══ MATERIALS PROVIDED

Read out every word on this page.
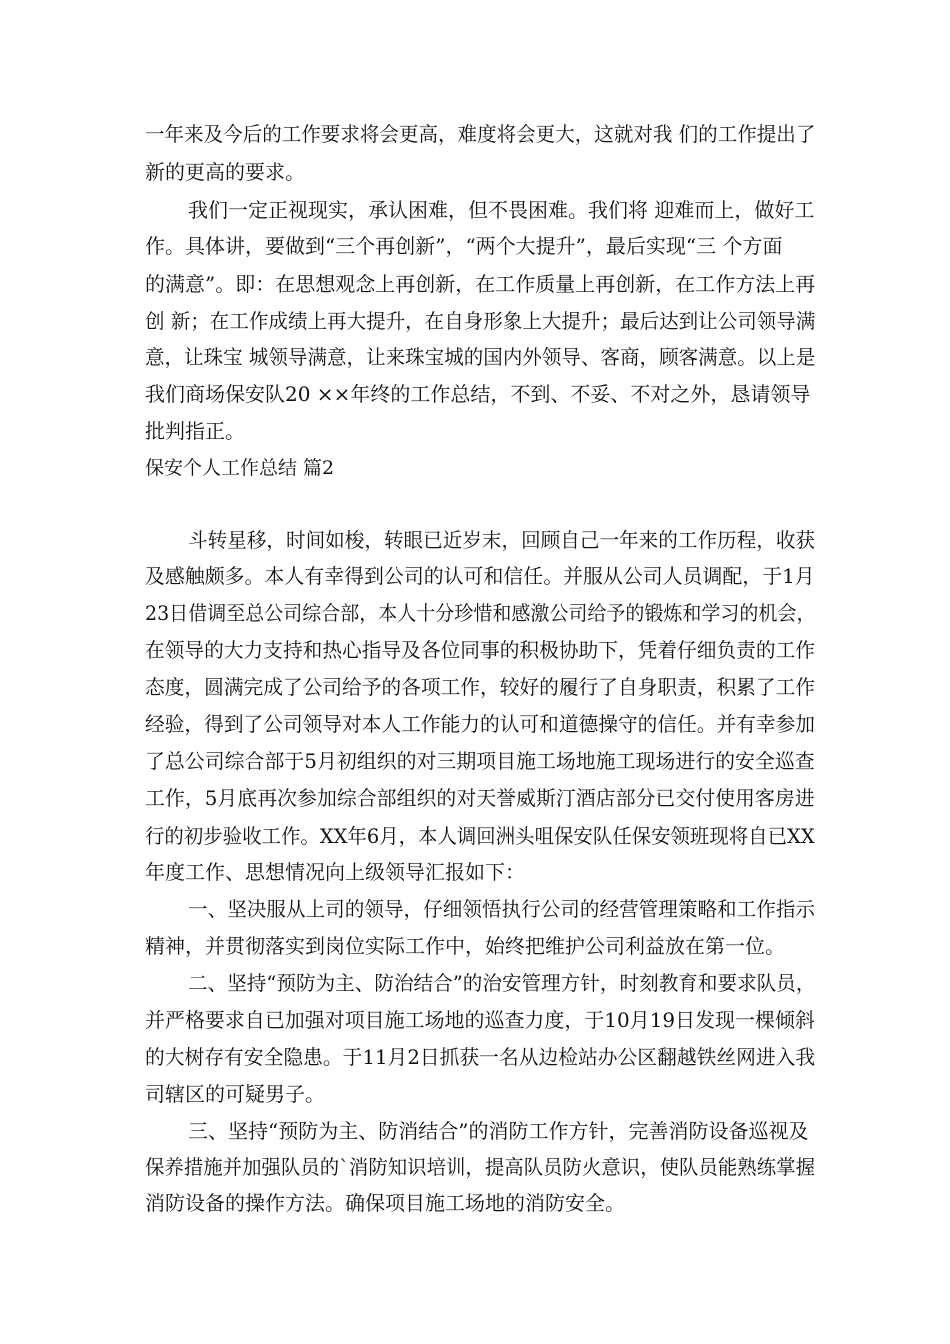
一年来及今后的工作要求将会更高，难度将会更大，这就对我 们的工作提出了
新的更高的要求。
我们一定正视现实，承认困难，但不畏困难。我们将 迎难而上，做好工
作。具体讲，要做到“三个再创新”，“两个大提升”，最后实现“三 个方面
的满意”。即：在思想观念上再创新，在工作质量上再创新，在工作方法上再
创 新；在工作成绩上再大提升，在自身形象上大提升；最后达到让公司领导满
意，让珠宝 城领导满意，让来珠宝城的国内外领导、客商，顾客满意。以上是
我们商场保安队20 ××年终的工作总结，不到、不妥、不对之外，恳请领导
批判指正。
保安个人工作总结 篇2
斗转星移，时间如梭，转眼已近岁末，回顾自己一年来的工作历程，收获
及感触颇多。本人有幸得到公司的认可和信任。并服从公司人员调配，于1月
23日借调至总公司综合部，本人十分珍惜和感激公司给予的锻炼和学习的机会，
在领导的大力支持和热心指导及各位同事的积极协助下，凭着仔细负责的工作
态度，圆满完成了公司给予的各项工作，较好的履行了自身职责，积累了工作
经验，得到了公司领导对本人工作能力的认可和道德操守的信任。并有幸参加
了总公司综合部于5月初组织的对三期项目施工场地施工现场进行的安全巡查
工作，5月底再次参加综合部组织的对天誉威斯汀酒店部分已交付使用客房进
行的初步验收工作。XX年6月，本人调回洲头咀保安队任保安领班现将自已XX
年度工作、思想情况向上级领导汇报如下：
一、坚决服从上司的领导，仔细领悟执行公司的经营管理策略和工作指示
精神，并贯彻落实到岗位实际工作中，始终把维护公司利益放在第一位。
二、坚持“预防为主、防治结合”的治安管理方针，时刻教育和要求队员，
并严格要求自已加强对项目施工场地的巡查力度，于10月19日发现一棵倾斜
的大树存有安全隐患。于11月2日抓获一名从边检站办公区翻越铁丝网进入我
司辖区的可疑男子。
三、坚持“预防为主、防消结合”的消防工作方针，完善消防设备巡视及
保养措施并加强队员的`消防知识培训，提高队员防火意识，使队员能熟练掌握
消防设备的操作方法。确保项目施工场地的消防安全。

════

#### WRITTEN INSTRUCTION
Reproduce the entries above without change, omitting all pictures.

#### OUTPUT FOR THIS TASK
Read out every word on this page.
一年来及今后的工作要求将会更高，难度将会更大，这就对我 们的工作提出了
新的更高的要求。
我们一定正视现实，承认困难，但不畏困难。我们将 迎难而上，做好工
作。具体讲，要做到“三个再创新”，“两个大提升”，最后实现“三 个方面
的满意”。即：在思想观念上再创新，在工作质量上再创新，在工作方法上再
创 新；在工作成绩上再大提升，在自身形象上大提升；最后达到让公司领导满
意，让珠宝 城领导满意，让来珠宝城的国内外领导、客商，顾客满意。以上是
我们商场保安队20 ××年终的工作总结，不到、不妥、不对之外，恳请领导
批判指正。
保安个人工作总结 篇2
斗转星移，时间如梭，转眼已近岁末，回顾自己一年来的工作历程，收获
及感触颇多。本人有幸得到公司的认可和信任。并服从公司人员调配，于1月
23日借调至总公司综合部，本人十分珍惜和感激公司给予的锻炼和学习的机会，
在领导的大力支持和热心指导及各位同事的积极协助下，凭着仔细负责的工作
态度，圆满完成了公司给予的各项工作，较好的履行了自身职责，积累了工作
经验，得到了公司领导对本人工作能力的认可和道德操守的信任。并有幸参加
了总公司综合部于5月初组织的对三期项目施工场地施工现场进行的安全巡查
工作，5月底再次参加综合部组织的对天誉威斯汀酒店部分已交付使用客房进
行的初步验收工作。XX年6月，本人调回洲头咀保安队任保安领班现将自已XX
年度工作、思想情况向上级领导汇报如下：
一、坚决服从上司的领导，仔细领悟执行公司的经营管理策略和工作指示
精神，并贯彻落实到岗位实际工作中，始终把维护公司利益放在第一位。
二、坚持“预防为主、防治结合”的治安管理方针，时刻教育和要求队员，
并严格要求自已加强对项目施工场地的巡查力度，于10月19日发现一棵倾斜
的大树存有安全隐患。于11月2日抓获一名从边检站办公区翻越铁丝网进入我
司辖区的可疑男子。
三、坚持“预防为主、防消结合”的消防工作方针，完善消防设备巡视及
保养措施并加强队员的`消防知识培训，提高队员防火意识，使队员能熟练掌握
消防设备的操作方法。确保项目施工场地的消防安全。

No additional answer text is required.